--- START OF Extracted entries ---

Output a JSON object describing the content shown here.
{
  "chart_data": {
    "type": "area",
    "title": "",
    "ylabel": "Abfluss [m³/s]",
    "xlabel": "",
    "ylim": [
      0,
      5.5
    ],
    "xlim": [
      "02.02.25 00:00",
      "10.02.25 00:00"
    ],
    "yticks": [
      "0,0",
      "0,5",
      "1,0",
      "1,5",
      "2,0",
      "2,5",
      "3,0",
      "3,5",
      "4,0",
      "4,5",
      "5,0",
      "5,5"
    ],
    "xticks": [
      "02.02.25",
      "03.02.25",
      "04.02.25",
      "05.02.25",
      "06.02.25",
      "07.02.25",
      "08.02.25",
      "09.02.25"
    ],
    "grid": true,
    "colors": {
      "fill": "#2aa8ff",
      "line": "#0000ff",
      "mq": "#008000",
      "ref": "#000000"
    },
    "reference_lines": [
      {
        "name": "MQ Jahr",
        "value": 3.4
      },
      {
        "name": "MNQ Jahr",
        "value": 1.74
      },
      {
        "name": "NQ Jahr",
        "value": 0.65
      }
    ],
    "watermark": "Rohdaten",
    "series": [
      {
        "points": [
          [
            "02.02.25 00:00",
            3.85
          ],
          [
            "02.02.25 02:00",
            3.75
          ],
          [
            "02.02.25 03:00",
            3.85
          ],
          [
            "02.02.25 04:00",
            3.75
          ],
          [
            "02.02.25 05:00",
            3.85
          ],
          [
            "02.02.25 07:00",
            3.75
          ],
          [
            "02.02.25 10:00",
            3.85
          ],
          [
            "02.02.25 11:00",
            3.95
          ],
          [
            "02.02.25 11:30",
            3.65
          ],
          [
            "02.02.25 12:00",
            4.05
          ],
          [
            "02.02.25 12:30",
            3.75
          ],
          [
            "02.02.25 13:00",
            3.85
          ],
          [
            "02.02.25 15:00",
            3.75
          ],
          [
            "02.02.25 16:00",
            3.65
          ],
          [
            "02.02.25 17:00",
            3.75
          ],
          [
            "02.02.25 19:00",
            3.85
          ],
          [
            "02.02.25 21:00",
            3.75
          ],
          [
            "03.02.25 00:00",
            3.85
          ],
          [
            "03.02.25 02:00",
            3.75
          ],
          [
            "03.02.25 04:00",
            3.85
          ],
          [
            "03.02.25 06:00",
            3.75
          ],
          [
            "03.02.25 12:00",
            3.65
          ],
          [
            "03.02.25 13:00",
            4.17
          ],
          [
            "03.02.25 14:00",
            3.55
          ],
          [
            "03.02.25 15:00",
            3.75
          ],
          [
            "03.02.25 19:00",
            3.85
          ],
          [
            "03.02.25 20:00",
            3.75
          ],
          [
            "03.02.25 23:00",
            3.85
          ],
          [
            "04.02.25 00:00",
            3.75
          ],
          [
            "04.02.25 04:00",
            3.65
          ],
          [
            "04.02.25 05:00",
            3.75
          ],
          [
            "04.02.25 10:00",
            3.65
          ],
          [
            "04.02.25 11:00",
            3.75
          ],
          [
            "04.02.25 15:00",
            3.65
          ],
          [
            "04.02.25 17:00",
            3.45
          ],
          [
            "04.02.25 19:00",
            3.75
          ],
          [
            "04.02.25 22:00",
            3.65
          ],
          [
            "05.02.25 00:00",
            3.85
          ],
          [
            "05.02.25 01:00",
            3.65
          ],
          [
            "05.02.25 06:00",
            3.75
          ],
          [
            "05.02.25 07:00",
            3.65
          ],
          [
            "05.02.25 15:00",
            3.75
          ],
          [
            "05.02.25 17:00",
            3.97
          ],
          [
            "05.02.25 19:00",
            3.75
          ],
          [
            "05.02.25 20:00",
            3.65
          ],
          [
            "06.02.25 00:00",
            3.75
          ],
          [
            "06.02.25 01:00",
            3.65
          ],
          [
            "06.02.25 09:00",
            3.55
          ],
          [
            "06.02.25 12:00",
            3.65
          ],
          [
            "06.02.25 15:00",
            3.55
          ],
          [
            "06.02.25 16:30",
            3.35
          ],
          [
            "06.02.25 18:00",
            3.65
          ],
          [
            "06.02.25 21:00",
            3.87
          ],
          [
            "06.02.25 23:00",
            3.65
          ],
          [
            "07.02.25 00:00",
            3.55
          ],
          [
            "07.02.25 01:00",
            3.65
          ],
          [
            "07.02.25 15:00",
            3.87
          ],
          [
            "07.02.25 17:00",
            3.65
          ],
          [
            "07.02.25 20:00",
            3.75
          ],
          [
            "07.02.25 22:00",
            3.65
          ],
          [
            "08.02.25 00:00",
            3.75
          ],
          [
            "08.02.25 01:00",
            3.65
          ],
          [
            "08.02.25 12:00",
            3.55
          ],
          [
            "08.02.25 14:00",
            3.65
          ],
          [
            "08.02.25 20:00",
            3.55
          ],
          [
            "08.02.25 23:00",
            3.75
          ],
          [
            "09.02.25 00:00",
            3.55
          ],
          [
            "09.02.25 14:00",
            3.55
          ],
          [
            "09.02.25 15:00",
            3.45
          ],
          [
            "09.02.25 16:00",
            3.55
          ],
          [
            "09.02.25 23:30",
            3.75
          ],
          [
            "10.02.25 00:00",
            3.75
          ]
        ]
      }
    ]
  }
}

--- END OF Extracted entries ---

**Exercise aim**:
Can you reproduce all the material exactly?

**Output of the exercise**:
Output a JSON object describing the content shown here.
{
  "chart_data": {
    "type": "area",
    "title": "",
    "ylabel": "Abfluss [m³/s]",
    "xlabel": "",
    "ylim": [
      0,
      5.5
    ],
    "xlim": [
      "02.02.25 00:00",
      "10.02.25 00:00"
    ],
    "yticks": [
      "0,0",
      "0,5",
      "1,0",
      "1,5",
      "2,0",
      "2,5",
      "3,0",
      "3,5",
      "4,0",
      "4,5",
      "5,0",
      "5,5"
    ],
    "xticks": [
      "02.02.25",
      "03.02.25",
      "04.02.25",
      "05.02.25",
      "06.02.25",
      "07.02.25",
      "08.02.25",
      "09.02.25"
    ],
    "grid": true,
    "colors": {
      "fill": "#2aa8ff",
      "line": "#0000ff",
      "mq": "#008000",
      "ref": "#000000"
    },
    "reference_lines": [
      {
        "name": "MQ Jahr",
        "value": 3.4
      },
      {
        "name": "MNQ Jahr",
        "value": 1.74
      },
      {
        "name": "NQ Jahr",
        "value": 0.65
      }
    ],
    "watermark": "Rohdaten",
    "series": [
      {
        "points": [
          [
            "02.02.25 00:00",
            3.85
          ],
          [
            "02.02.25 02:00",
            3.75
          ],
          [
            "02.02.25 03:00",
            3.85
          ],
          [
            "02.02.25 04:00",
            3.75
          ],
          [
            "02.02.25 05:00",
            3.85
          ],
          [
            "02.02.25 07:00",
            3.75
          ],
          [
            "02.02.25 10:00",
            3.85
          ],
          [
            "02.02.25 11:00",
            3.95
          ],
          [
            "02.02.25 11:30",
            3.65
          ],
          [
            "02.02.25 12:00",
            4.05
          ],
          [
            "02.02.25 12:30",
            3.75
          ],
          [
            "02.02.25 13:00",
            3.85
          ],
          [
            "02.02.25 15:00",
            3.75
          ],
          [
            "02.02.25 16:00",
            3.65
          ],
          [
            "02.02.25 17:00",
            3.75
          ],
          [
            "02.02.25 19:00",
            3.85
          ],
          [
            "02.02.25 21:00",
            3.75
          ],
          [
            "03.02.25 00:00",
            3.85
          ],
          [
            "03.02.25 02:00",
            3.75
          ],
          [
            "03.02.25 04:00",
            3.85
          ],
          [
            "03.02.25 06:00",
            3.75
          ],
          [
            "03.02.25 12:00",
            3.65
          ],
          [
            "03.02.25 13:00",
            4.17
          ],
          [
            "03.02.25 14:00",
            3.55
          ],
          [
            "03.02.25 15:00",
            3.75
          ],
          [
            "03.02.25 19:00",
            3.85
          ],
          [
            "03.02.25 20:00",
            3.75
          ],
          [
            "03.02.25 23:00",
            3.85
          ],
          [
            "04.02.25 00:00",
            3.75
          ],
          [
            "04.02.25 04:00",
            3.65
          ],
          [
            "04.02.25 05:00",
            3.75
          ],
          [
            "04.02.25 10:00",
            3.65
          ],
          [
            "04.02.25 11:00",
            3.75
          ],
          [
            "04.02.25 15:00",
            3.65
          ],
          [
            "04.02.25 17:00",
            3.45
          ],
          [
            "04.02.25 19:00",
            3.75
          ],
          [
            "04.02.25 22:00",
            3.65
          ],
          [
            "05.02.25 00:00",
            3.85
          ],
          [
            "05.02.25 01:00",
            3.65
          ],
          [
            "05.02.25 06:00",
            3.75
          ],
          [
            "05.02.25 07:00",
            3.65
          ],
          [
            "05.02.25 15:00",
            3.75
          ],
          [
            "05.02.25 17:00",
            3.97
          ],
          [
            "05.02.25 19:00",
            3.75
          ],
          [
            "05.02.25 20:00",
            3.65
          ],
          [
            "06.02.25 00:00",
            3.75
          ],
          [
            "06.02.25 01:00",
            3.65
          ],
          [
            "06.02.25 09:00",
            3.55
          ],
          [
            "06.02.25 12:00",
            3.65
          ],
          [
            "06.02.25 15:00",
            3.55
          ],
          [
            "06.02.25 16:30",
            3.35
          ],
          [
            "06.02.25 18:00",
            3.65
          ],
          [
            "06.02.25 21:00",
            3.87
          ],
          [
            "06.02.25 23:00",
            3.65
          ],
          [
            "07.02.25 00:00",
            3.55
          ],
          [
            "07.02.25 01:00",
            3.65
          ],
          [
            "07.02.25 15:00",
            3.87
          ],
          [
            "07.02.25 17:00",
            3.65
          ],
          [
            "07.02.25 20:00",
            3.75
          ],
          [
            "07.02.25 22:00",
            3.65
          ],
          [
            "08.02.25 00:00",
            3.75
          ],
          [
            "08.02.25 01:00",
            3.65
          ],
          [
            "08.02.25 12:00",
            3.55
          ],
          [
            "08.02.25 14:00",
            3.65
          ],
          [
            "08.02.25 20:00",
            3.55
          ],
          [
            "08.02.25 23:00",
            3.75
          ],
          [
            "09.02.25 00:00",
            3.55
          ],
          [
            "09.02.25 14:00",
            3.55
          ],
          [
            "09.02.25 15:00",
            3.45
          ],
          [
            "09.02.25 16:00",
            3.55
          ],
          [
            "09.02.25 23:30",
            3.75
          ],
          [
            "10.02.25 00:00",
            3.75
          ]
        ]
      }
    ]
  }
}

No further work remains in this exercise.